> **Required work**
Across the entries below, count the lines in which the word "ILAE" occurs. Reply with the count alone.

::::::::::

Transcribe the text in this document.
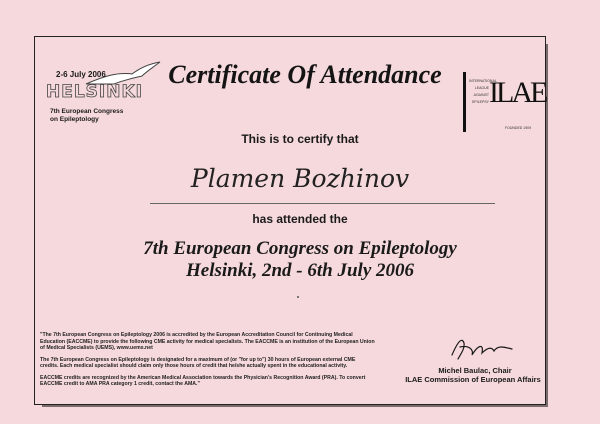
2-6 July 2006
HELSINKI
7th European Congress
on Epileptology
Certificate Of Attendance	INTERNATIONAL
LEAGUE
AGAINST
EPILEPSY ILAE
FOUNDED 1909
This is to certify that
Plamen Bozhinov
has attended the
7th European Congress on Epileptology
Helsinki, 2nd - 6th July 2006

"The 7th European Congress on Epileptology 2006 is accredited by the European Accreditation Council for Continuing Medical Education (EACCME) to provide the following CME activity for medical specialists. The EACCME is an institution of the European Union of Medical Specialists (UEMS), www.uems.net

The 7th European Congress on Epileptology is designated for a maximum of (or "for up to") 30 hours of European external CME credits. Each medical specialist should claim only those hours of credit that he/she actually spent in the educational activity.

EACCME credits are recognized by the American Medical Association towards the Physician's Recognition Award (PRA). To convert EACCME credit to AMA PRA category 1 credit, contact the AMA."

Michel Baulac, Chair
ILAE Commission of European Affairs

::::::::::

> **Exercise answer**
2